(Records from a data source)

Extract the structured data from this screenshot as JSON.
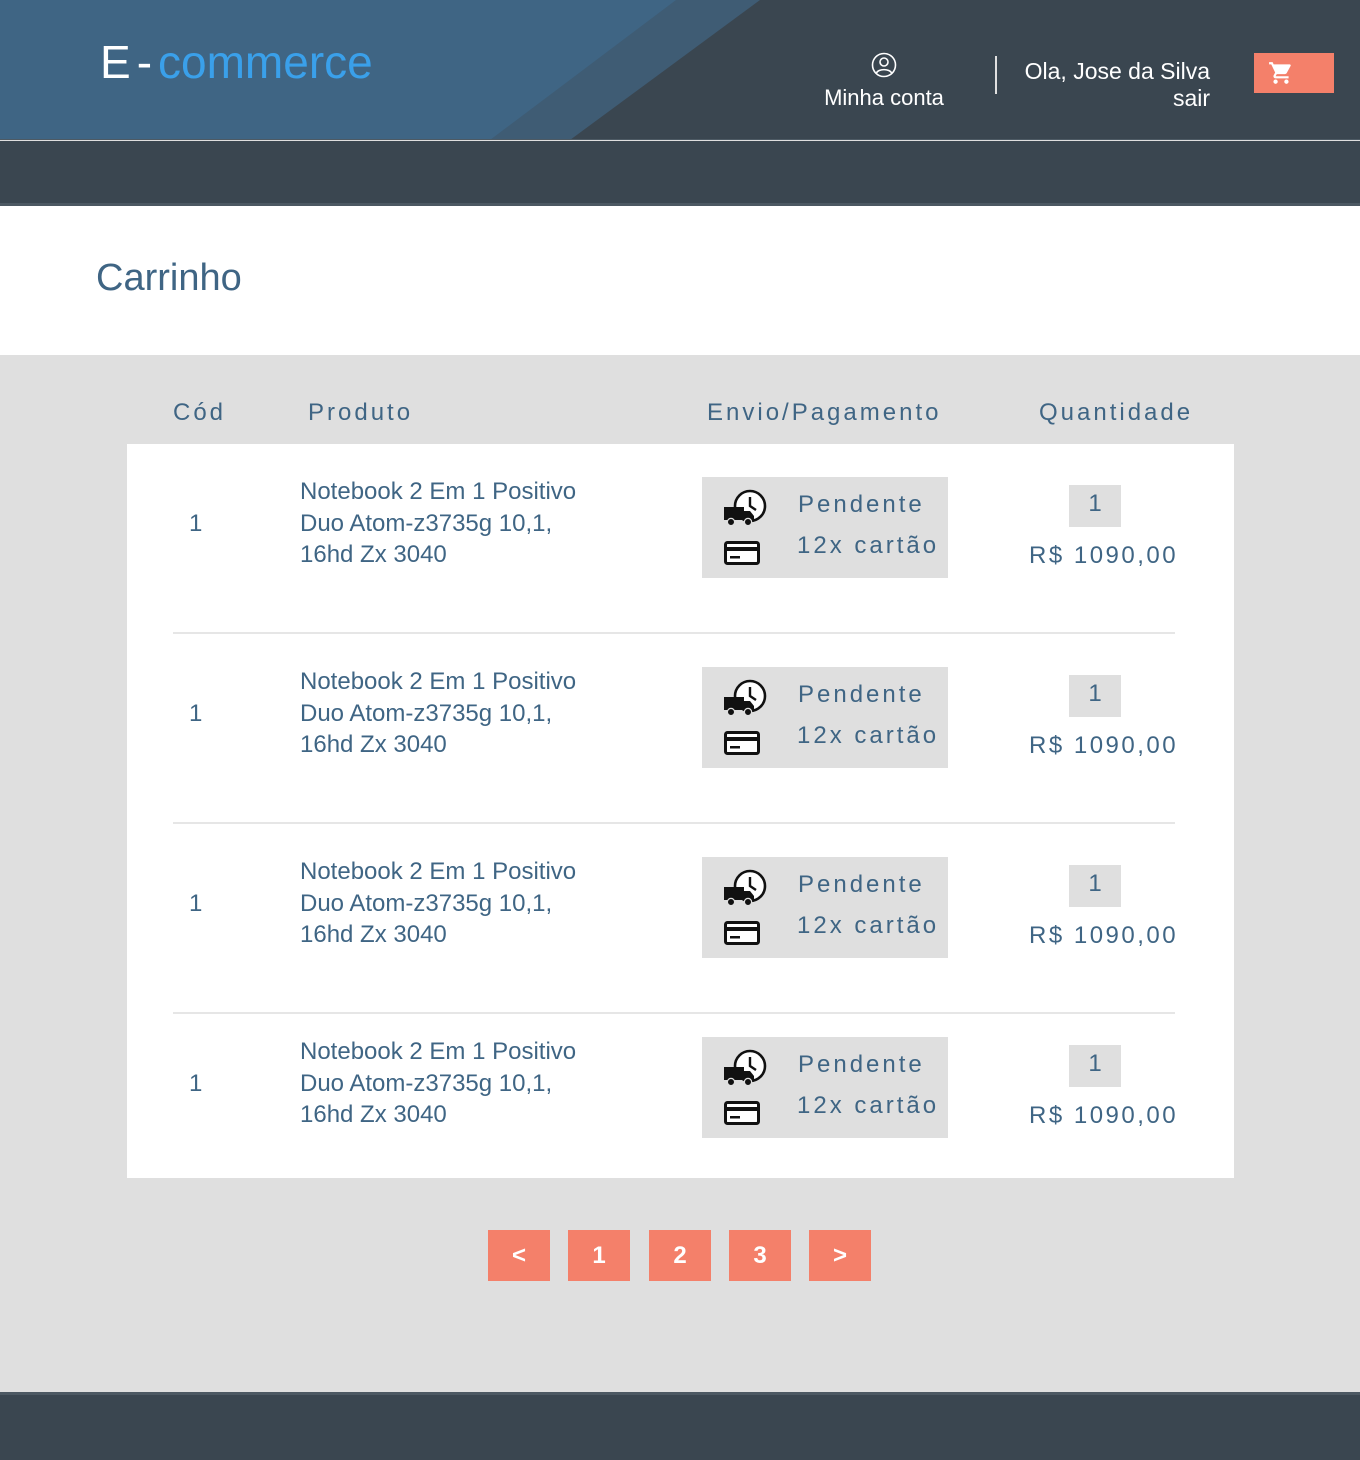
{
  "header": {
    "logo": {
      "part1": "E",
      "dash": "-",
      "part2": "commerce"
    },
    "account_label": "Minha conta",
    "greeting": "Ola, Jose da Silva",
    "logout": "sair",
    "cart_icon": "shopping-cart-icon"
  },
  "colors": {
    "header_bg": "#3a4650",
    "header_band": "#3f6584",
    "accent": "#f4806a",
    "text_blue": "#3f6584",
    "logo_blue": "#3aa0ea",
    "page_bg": "#dfdfdf"
  },
  "page": {
    "title": "Carrinho"
  },
  "table": {
    "headers": {
      "cod": "Cód",
      "produto": "Produto",
      "envio": "Envio/Pagamento",
      "quantidade": "Quantidade"
    },
    "rows": [
      {
        "cod": "1",
        "name_l1": "Notebook 2 Em 1 Positivo",
        "name_l2": "Duo Atom-z3735g 10,1,",
        "name_l3": "16hd Zx 3040",
        "status": "Pendente",
        "payment": "12x cartão",
        "qty": "1",
        "price": "R$ 1090,00"
      },
      {
        "cod": "1",
        "name_l1": "Notebook 2 Em 1 Positivo",
        "name_l2": "Duo Atom-z3735g 10,1,",
        "name_l3": "16hd Zx 3040",
        "status": "Pendente",
        "payment": "12x cartão",
        "qty": "1",
        "price": "R$ 1090,00"
      },
      {
        "cod": "1",
        "name_l1": "Notebook 2 Em 1 Positivo",
        "name_l2": "Duo Atom-z3735g 10,1,",
        "name_l3": "16hd Zx 3040",
        "status": "Pendente",
        "payment": "12x cartão",
        "qty": "1",
        "price": "R$ 1090,00"
      },
      {
        "cod": "1",
        "name_l1": "Notebook 2 Em 1 Positivo",
        "name_l2": "Duo Atom-z3735g 10,1,",
        "name_l3": "16hd Zx 3040",
        "status": "Pendente",
        "payment": "12x cartão",
        "qty": "1",
        "price": "R$ 1090,00"
      }
    ]
  },
  "pagination": {
    "prev": "<",
    "pages": [
      "1",
      "2",
      "3"
    ],
    "next": ">"
  }
}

__WHAT NEEDS TO BE DONE__
Omit each picture, then return all of the listing exactly as it stands.

__EXERCISE RESPONSE__
Extract the structured data from this screenshot as JSON.
{
  "header": {
    "logo": {
      "part1": "E",
      "dash": "-",
      "part2": "commerce"
    },
    "account_label": "Minha conta",
    "greeting": "Ola, Jose da Silva",
    "logout": "sair",
    "cart_icon": "shopping-cart-icon"
  },
  "colors": {
    "header_bg": "#3a4650",
    "header_band": "#3f6584",
    "accent": "#f4806a",
    "text_blue": "#3f6584",
    "logo_blue": "#3aa0ea",
    "page_bg": "#dfdfdf"
  },
  "page": {
    "title": "Carrinho"
  },
  "table": {
    "headers": {
      "cod": "Cód",
      "produto": "Produto",
      "envio": "Envio/Pagamento",
      "quantidade": "Quantidade"
    },
    "rows": [
      {
        "cod": "1",
        "name_l1": "Notebook 2 Em 1 Positivo",
        "name_l2": "Duo Atom-z3735g 10,1,",
        "name_l3": "16hd Zx 3040",
        "status": "Pendente",
        "payment": "12x cartão",
        "qty": "1",
        "price": "R$ 1090,00"
      },
      {
        "cod": "1",
        "name_l1": "Notebook 2 Em 1 Positivo",
        "name_l2": "Duo Atom-z3735g 10,1,",
        "name_l3": "16hd Zx 3040",
        "status": "Pendente",
        "payment": "12x cartão",
        "qty": "1",
        "price": "R$ 1090,00"
      },
      {
        "cod": "1",
        "name_l1": "Notebook 2 Em 1 Positivo",
        "name_l2": "Duo Atom-z3735g 10,1,",
        "name_l3": "16hd Zx 3040",
        "status": "Pendente",
        "payment": "12x cartão",
        "qty": "1",
        "price": "R$ 1090,00"
      },
      {
        "cod": "1",
        "name_l1": "Notebook 2 Em 1 Positivo",
        "name_l2": "Duo Atom-z3735g 10,1,",
        "name_l3": "16hd Zx 3040",
        "status": "Pendente",
        "payment": "12x cartão",
        "qty": "1",
        "price": "R$ 1090,00"
      }
    ]
  },
  "pagination": {
    "prev": "<",
    "pages": [
      "1",
      "2",
      "3"
    ],
    "next": ">"
  }
}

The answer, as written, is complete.